### What is being asked
Look through the data below and return each line where "this" appears.

### Extracted material
↓
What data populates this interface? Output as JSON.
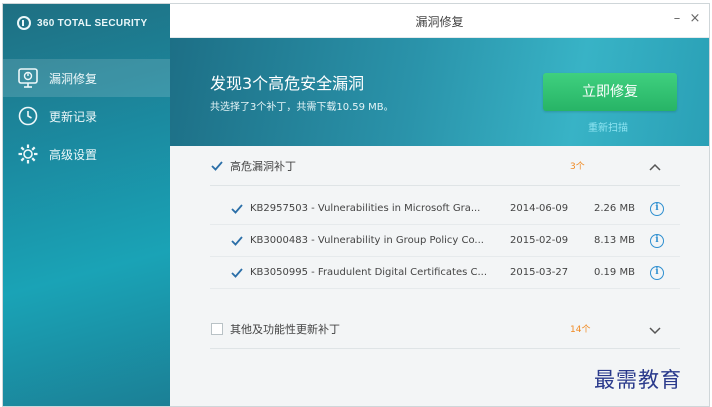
{
  "brand": {
    "name": "360 TOTAL SECURITY"
  },
  "window": {
    "title": "漏洞修复",
    "minimize": "–",
    "close": "×"
  },
  "sidebar": {
    "items": [
      {
        "label": "漏洞修复",
        "icon": "vulnerability-monitor-icon",
        "active": true
      },
      {
        "label": "更新记录",
        "icon": "clock-icon",
        "active": false
      },
      {
        "label": "高级设置",
        "icon": "gear-icon",
        "active": false
      }
    ]
  },
  "banner": {
    "title": "发现3个高危安全漏洞",
    "subtitle": "共选择了3个补丁，共需下载10.59 MB。",
    "fix_button": "立即修复",
    "rescan": "重新扫描"
  },
  "sections": {
    "critical": {
      "label": "高危漏洞补丁",
      "count": "3个",
      "checked": true,
      "expanded": true
    },
    "other": {
      "label": "其他及功能性更新补丁",
      "count": "14个",
      "checked": false,
      "expanded": false
    }
  },
  "patches": [
    {
      "name": "KB2957503 - Vulnerabilities in Microsoft Gra...",
      "date": "2014-06-09",
      "size": "2.26 MB",
      "checked": true
    },
    {
      "name": "KB3000483 - Vulnerability in Group Policy Co...",
      "date": "2015-02-09",
      "size": "8.13 MB",
      "checked": true
    },
    {
      "name": "KB3050995 - Fraudulent Digital Certificates C...",
      "date": "2015-03-27",
      "size": "0.19 MB",
      "checked": true
    }
  ],
  "watermark": "最需教育",
  "colors": {
    "accent_green": "#2fbf6f",
    "sidebar_teal": "#1b8aa0",
    "count_orange": "#f08a23",
    "info_blue": "#2e8fd0"
  }
}
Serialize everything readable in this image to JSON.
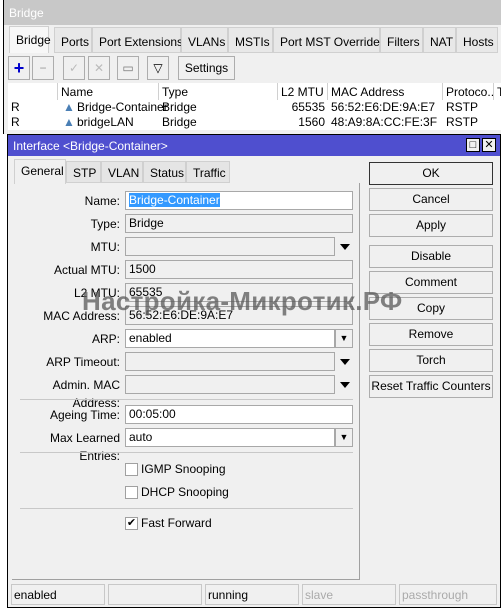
{
  "window": {
    "title": "Bridge",
    "tabs": [
      "Bridge",
      "Ports",
      "Port Extensions",
      "VLANs",
      "MSTIs",
      "Port MST Overrides",
      "Filters",
      "NAT",
      "Hosts"
    ],
    "toolbar": {
      "settings": "Settings"
    },
    "table": {
      "headers": [
        "",
        "Name",
        "Type",
        "L2 MTU",
        "MAC Address",
        "Protoco...",
        "Tx"
      ],
      "rows": [
        {
          "flag": "R",
          "name": "Bridge-Container",
          "type": "Bridge",
          "l2mtu": "65535",
          "mac": "56:52:E6:DE:9A:E7",
          "protocol": "RSTP"
        },
        {
          "flag": "R",
          "name": "bridgeLAN",
          "type": "Bridge",
          "l2mtu": "1560",
          "mac": "48:A9:8A:CC:FE:3F",
          "protocol": "RSTP"
        }
      ]
    }
  },
  "dialog": {
    "title": "Interface <Bridge-Container>",
    "tabs": [
      "General",
      "STP",
      "VLAN",
      "Status",
      "Traffic"
    ],
    "fields": {
      "name": {
        "label": "Name:",
        "value": "Bridge-Container"
      },
      "type": {
        "label": "Type:",
        "value": "Bridge"
      },
      "mtu": {
        "label": "MTU:",
        "value": ""
      },
      "actual_mtu": {
        "label": "Actual MTU:",
        "value": "1500"
      },
      "l2_mtu": {
        "label": "L2 MTU:",
        "value": "65535"
      },
      "mac": {
        "label": "MAC Address:",
        "value": "56:52:E6:DE:9A:E7"
      },
      "arp": {
        "label": "ARP:",
        "value": "enabled"
      },
      "arp_timeout": {
        "label": "ARP Timeout:",
        "value": ""
      },
      "admin_mac": {
        "label": "Admin. MAC Address:",
        "value": ""
      },
      "ageing": {
        "label": "Ageing Time:",
        "value": "00:05:00"
      },
      "max_learned": {
        "label": "Max Learned Entries:",
        "value": "auto"
      }
    },
    "checkboxes": {
      "igmp": {
        "label": "IGMP Snooping",
        "checked": false
      },
      "dhcp": {
        "label": "DHCP Snooping",
        "checked": false
      },
      "fast_forward": {
        "label": "Fast Forward",
        "checked": true
      }
    },
    "buttons": [
      "OK",
      "Cancel",
      "Apply",
      "Disable",
      "Comment",
      "Copy",
      "Remove",
      "Torch",
      "Reset Traffic Counters"
    ],
    "status": [
      "enabled",
      "",
      "running",
      "slave",
      "passthrough"
    ]
  },
  "watermark": "Настройка-Микротик.РФ",
  "colors": {
    "dialog_title": "#4f4fcf",
    "selection": "#3399ff",
    "add_icon": "#0000cc",
    "bridge_icon": "#4a7fb5"
  }
}
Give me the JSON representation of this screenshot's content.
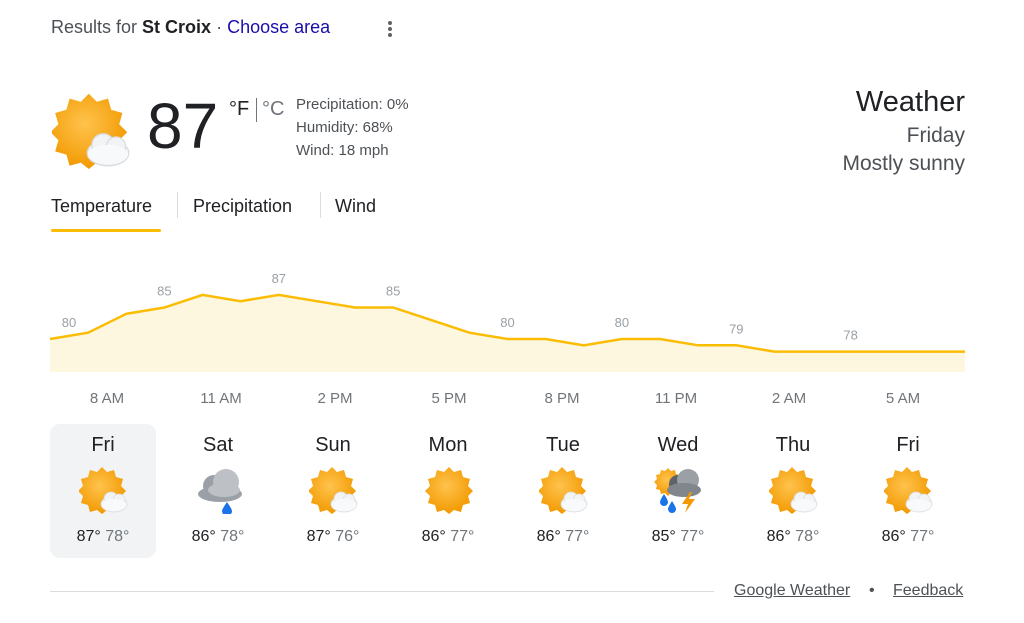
{
  "header": {
    "results_prefix": "Results for",
    "place": "St Croix",
    "separator": "·",
    "choose_area": "Choose area"
  },
  "current": {
    "temp": "87",
    "unit_f": "°F",
    "unit_c": "°C",
    "precipitation": "Precipitation: 0%",
    "humidity": "Humidity: 68%",
    "wind": "Wind: 18 mph",
    "icon": "partly-sunny-icon"
  },
  "summary": {
    "title": "Weather",
    "day": "Friday",
    "condition": "Mostly sunny"
  },
  "tabs": [
    {
      "label": "Temperature",
      "selected": true
    },
    {
      "label": "Precipitation",
      "selected": false
    },
    {
      "label": "Wind",
      "selected": false
    }
  ],
  "chart_data": {
    "type": "area",
    "x": [
      "8 AM",
      "9 AM",
      "10 AM",
      "11 AM",
      "12 PM",
      "1 PM",
      "2 PM",
      "3 PM",
      "4 PM",
      "5 PM",
      "6 PM",
      "7 PM",
      "8 PM",
      "9 PM",
      "10 PM",
      "11 PM",
      "12 AM",
      "1 AM",
      "2 AM",
      "3 AM",
      "4 AM",
      "5 AM",
      "6 AM",
      "7 AM",
      "8 AM"
    ],
    "values": [
      80,
      81,
      84,
      85,
      87,
      86,
      87,
      86,
      85,
      85,
      83,
      81,
      80,
      80,
      79,
      80,
      80,
      79,
      79,
      78,
      78,
      78,
      78,
      78,
      78
    ],
    "labels": [
      {
        "index": 0,
        "text": "80"
      },
      {
        "index": 3,
        "text": "85"
      },
      {
        "index": 6,
        "text": "87"
      },
      {
        "index": 9,
        "text": "85"
      },
      {
        "index": 12,
        "text": "80"
      },
      {
        "index": 15,
        "text": "80"
      },
      {
        "index": 18,
        "text": "79"
      },
      {
        "index": 21,
        "text": "78"
      }
    ],
    "tick_labels": [
      "8 AM",
      "11 AM",
      "2 PM",
      "5 PM",
      "8 PM",
      "11 PM",
      "2 AM",
      "5 AM"
    ],
    "ylim": [
      70,
      90
    ],
    "line_color": "#fbbc04",
    "fill_color": "#fef7e0"
  },
  "forecast": [
    {
      "day": "Fri",
      "hi": "87°",
      "lo": "78°",
      "icon": "partly-sunny-icon",
      "selected": true
    },
    {
      "day": "Sat",
      "hi": "86°",
      "lo": "78°",
      "icon": "rain-cloud-icon",
      "selected": false
    },
    {
      "day": "Sun",
      "hi": "87°",
      "lo": "76°",
      "icon": "partly-sunny-icon",
      "selected": false
    },
    {
      "day": "Mon",
      "hi": "86°",
      "lo": "77°",
      "icon": "sunny-icon",
      "selected": false
    },
    {
      "day": "Tue",
      "hi": "86°",
      "lo": "77°",
      "icon": "partly-sunny-icon",
      "selected": false
    },
    {
      "day": "Wed",
      "hi": "85°",
      "lo": "77°",
      "icon": "thunderstorm-icon",
      "selected": false
    },
    {
      "day": "Thu",
      "hi": "86°",
      "lo": "78°",
      "icon": "partly-sunny-icon",
      "selected": false
    },
    {
      "day": "Fri",
      "hi": "86°",
      "lo": "77°",
      "icon": "partly-sunny-icon",
      "selected": false
    }
  ],
  "footer": {
    "google_weather": "Google Weather",
    "dot": "•",
    "feedback": "Feedback"
  }
}
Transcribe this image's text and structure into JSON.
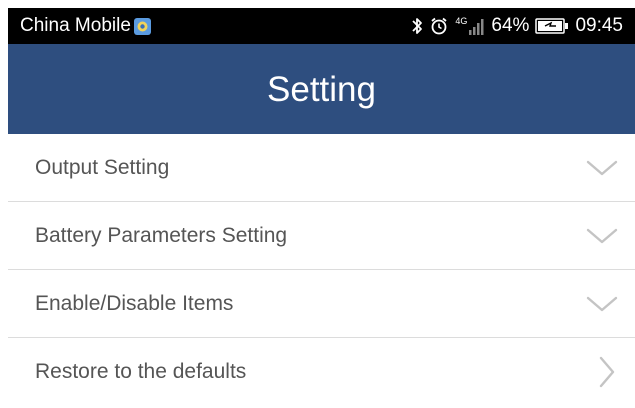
{
  "status_bar": {
    "carrier": "China Mobile",
    "network_type": "4G",
    "battery_percent": "64%",
    "time": "09:45",
    "icons": [
      "carrier-app-icon",
      "bluetooth-icon",
      "alarm-icon",
      "signal-icon",
      "battery-icon"
    ]
  },
  "header": {
    "title": "Setting",
    "background_color": "#2e4e7f"
  },
  "settings": {
    "items": [
      {
        "label": "Output Setting",
        "chevron": "chevron-down-icon"
      },
      {
        "label": "Battery Parameters Setting",
        "chevron": "chevron-down-icon"
      },
      {
        "label": "Enable/Disable Items",
        "chevron": "chevron-down-icon"
      },
      {
        "label": "Restore to the defaults",
        "chevron": "chevron-right-icon"
      }
    ]
  }
}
↑
### Response
What data populates this interface? Output as JSON.
Serialize everything readable in this image to JSON.
Give me the JSON representation of this screenshot's content.
Transcribe this image's text and structure into JSON.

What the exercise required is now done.